⟨

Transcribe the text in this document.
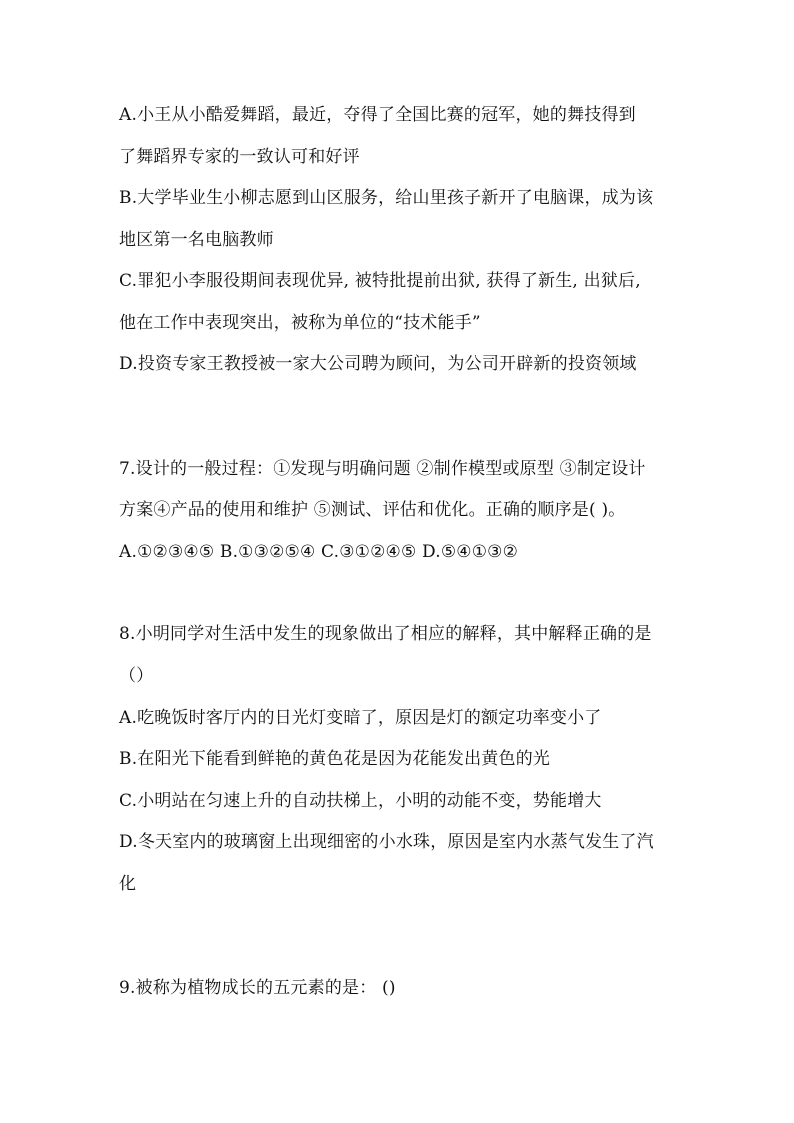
A.小王从小酷爱舞蹈，最近，夺得了全国比赛的冠军，她的舞技得到
了舞蹈界专家的一致认可和好评
B.大学毕业生小柳志愿到山区服务，给山里孩子新开了电脑课，成为该
地区第一名电脑教师
C.罪犯小李服役期间表现优异, 被特批提前出狱, 获得了新生, 出狱后,
他在工作中表现突出，被称为单位的“技术能手”
D.投资专家王教授被一家大公司聘为顾问，为公司开辟新的投资领域
7.设计的一般过程：①发现与明确问题 ②制作模型或原型 ③制定设计
方案④产品的使用和维护 ⑤测试、评估和优化。正确的顺序是( )。
A.①②③④⑤ B.①③②⑤④ C.③①②④⑤ D.⑤④①③②
8.小明同学对生活中发生的现象做出了相应的解释，其中解释正确的是
（）
A.吃晚饭时客厅内的日光灯变暗了，原因是灯的额定功率变小了
B.在阳光下能看到鲜艳的黄色花是因为花能发出黄色的光
C.小明站在匀速上升的自动扶梯上，小明的动能不变，势能增大
D.冬天室内的玻璃窗上出现细密的小水珠，原因是室内水蒸气发生了汽
化
9.被称为植物成长的五元素的是： ()
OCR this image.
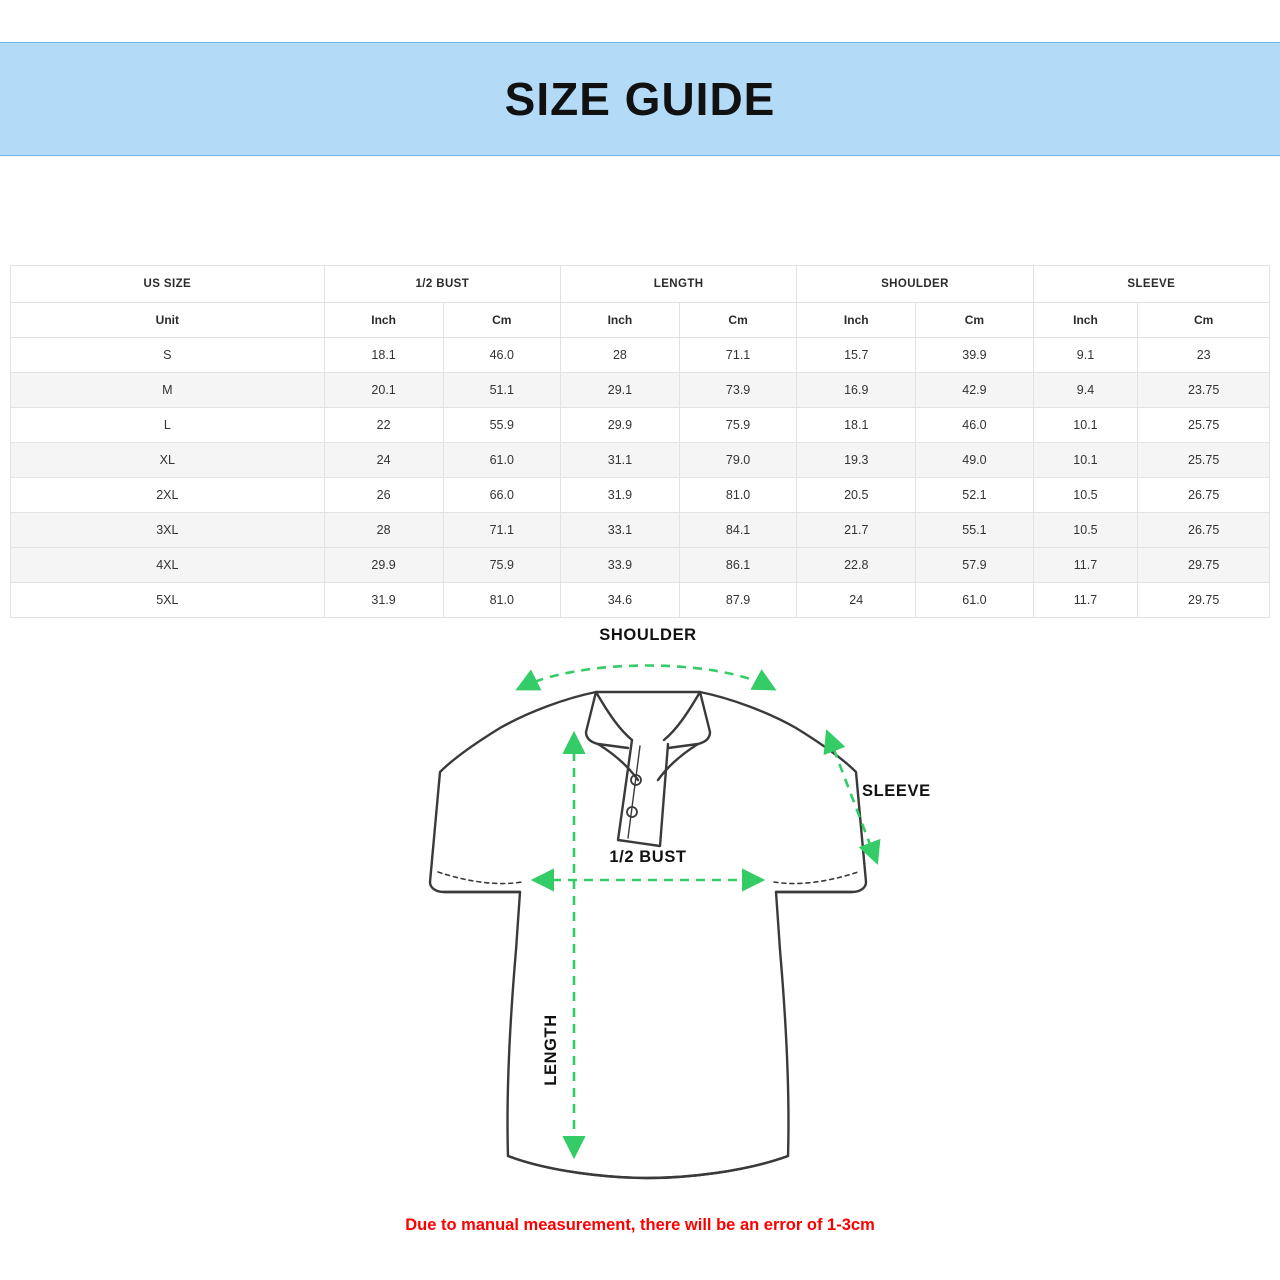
SIZE GUIDE
US SIZE	1/2 BUST		LENGTH		SHOULDER		SLEEVE	
Unit	Inch	Cm	Inch	Cm	Inch	Cm	Inch	Cm
S	18.1	46.0	28	71.1	15.7	39.9	9.1	23
M	20.1	51.1	29.1	73.9	16.9	42.9	9.4	23.75
L	22	55.9	29.9	75.9	18.1	46.0	10.1	25.75
XL	24	61.0	31.1	79.0	19.3	49.0	10.1	25.75
2XL	26	66.0	31.9	81.0	20.5	52.1	10.5	26.75
3XL	28	71.1	33.1	84.1	21.7	55.1	10.5	26.75
4XL	29.9	75.9	33.9	86.1	22.8	57.9	11.7	29.75
5XL	31.9	81.0	34.6	87.9	24	61.0	11.7	29.75
SHOULDER
SLEEVE
1/2 BUST
LENGTH
Due to manual measurement, there will be an error of 1-3cm
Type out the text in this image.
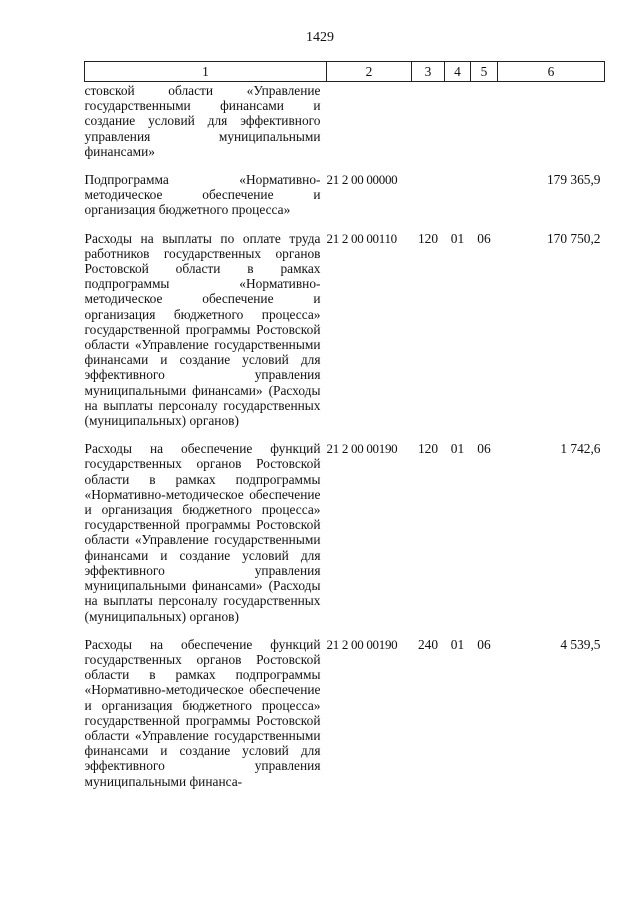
1429
1	2	3	4	5	6
стовской области «Управление государственными финансами и создание условий для эффективного управления муниципальными финансами»					

Подпрограмма «Нормативно-методическое обеспечение и организация бюджетного процесса»	21 2 00 00000				179 365,9

Расходы на выплаты по оплате труда работников государственных органов Ростовской области в рамках подпрограммы «Нормативно-методическое обеспечение и организация бюджетного процесса» государственной программы Ростовской области «Управление государственными финансами и создание условий для эффективного управления муниципальными финансами» (Расходы на выплаты персоналу государственных (муниципальных) органов)	21 2 00 00110	120	01	06	170 750,2

Расходы на обеспечение функций государственных органов Ростовской области в рамках подпрограммы «Нормативно-методическое обеспечение и организация бюджетного процесса» государственной программы Ростовской области «Управление государственными финансами и создание условий для эффективного управления муниципальными финансами» (Расходы на выплаты персоналу государственных (муниципальных) органов)	21 2 00 00190	120	01	06	1 742,6

Расходы на обеспечение функций государственных органов Ростовской области в рамках подпрограммы «Нормативно-методическое обеспечение и организация бюджетного процесса» государственной программы Ростовской области «Управление государственными финансами и создание условий для эффективного управления муниципальными финанса-	21 2 00 00190	240	01	06	4 539,5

⟩

EXERCISE GOAL:
All of the material above is to be copied exactly, except for its images.

TASK ANSWER:
Transcribe the text in this document.
A.小王从小酷爱舞蹈，最近，夺得了全国比赛的冠军，她的舞技得到
了舞蹈界专家的一致认可和好评
B.大学毕业生小柳志愿到山区服务，给山里孩子新开了电脑课，成为该
地区第一名电脑教师
C.罪犯小李服役期间表现优异, 被特批提前出狱, 获得了新生, 出狱后,
他在工作中表现突出，被称为单位的“技术能手”
D.投资专家王教授被一家大公司聘为顾问，为公司开辟新的投资领域
7.设计的一般过程：①发现与明确问题 ②制作模型或原型 ③制定设计
方案④产品的使用和维护 ⑤测试、评估和优化。正确的顺序是( )。
A.①②③④⑤ B.①③②⑤④ C.③①②④⑤ D.⑤④①③②
8.小明同学对生活中发生的现象做出了相应的解释，其中解释正确的是
（）
A.吃晚饭时客厅内的日光灯变暗了，原因是灯的额定功率变小了
B.在阳光下能看到鲜艳的黄色花是因为花能发出黄色的光
C.小明站在匀速上升的自动扶梯上，小明的动能不变，势能增大
D.冬天室内的玻璃窗上出现细密的小水珠，原因是室内水蒸气发生了汽
化
9.被称为植物成长的五元素的是： ()
OCR this image.
SIZE GUIDE
US SIZE	1/2 BUST		LENGTH		SHOULDER		SLEEVE	
Unit	Inch	Cm	Inch	Cm	Inch	Cm	Inch	Cm
S	18.1	46.0	28	71.1	15.7	39.9	9.1	23
M	20.1	51.1	29.1	73.9	16.9	42.9	9.4	23.75
L	22	55.9	29.9	75.9	18.1	46.0	10.1	25.75
XL	24	61.0	31.1	79.0	19.3	49.0	10.1	25.75
2XL	26	66.0	31.9	81.0	20.5	52.1	10.5	26.75
3XL	28	71.1	33.1	84.1	21.7	55.1	10.5	26.75
4XL	29.9	75.9	33.9	86.1	22.8	57.9	11.7	29.75
5XL	31.9	81.0	34.6	87.9	24	61.0	11.7	29.75
SHOULDER
SLEEVE
1/2 BUST
LENGTH
Due to manual measurement, there will be an error of 1-3cm
Type out the text in this image.
1429
1	2	3	4	5	6
стовской области «Управление государственными финансами и создание условий для эффективного управления муниципальными финансами»					

Подпрограмма «Нормативно-методическое обеспечение и организация бюджетного процесса»	21 2 00 00000				179 365,9

Расходы на выплаты по оплате труда работников государственных органов Ростовской области в рамках подпрограммы «Нормативно-методическое обеспечение и организация бюджетного процесса» государственной программы Ростовской области «Управление государственными финансами и создание условий для эффективного управления муниципальными финансами» (Расходы на выплаты персоналу государственных (муниципальных) органов)	21 2 00 00110	120	01	06	170 750,2

Расходы на обеспечение функций государственных органов Ростовской области в рамках подпрограммы «Нормативно-методическое обеспечение и организация бюджетного процесса» государственной программы Ростовской области «Управление государственными финансами и создание условий для эффективного управления муниципальными финансами» (Расходы на выплаты персоналу государственных (муниципальных) органов)	21 2 00 00190	120	01	06	1 742,6

Расходы на обеспечение функций государственных органов Ростовской области в рамках подпрограммы «Нормативно-методическое обеспечение и организация бюджетного процесса» государственной программы Ростовской области «Управление государственными финансами и создание условий для эффективного управления муниципальными финанса-	21 2 00 00190	240	01	06	4 539,5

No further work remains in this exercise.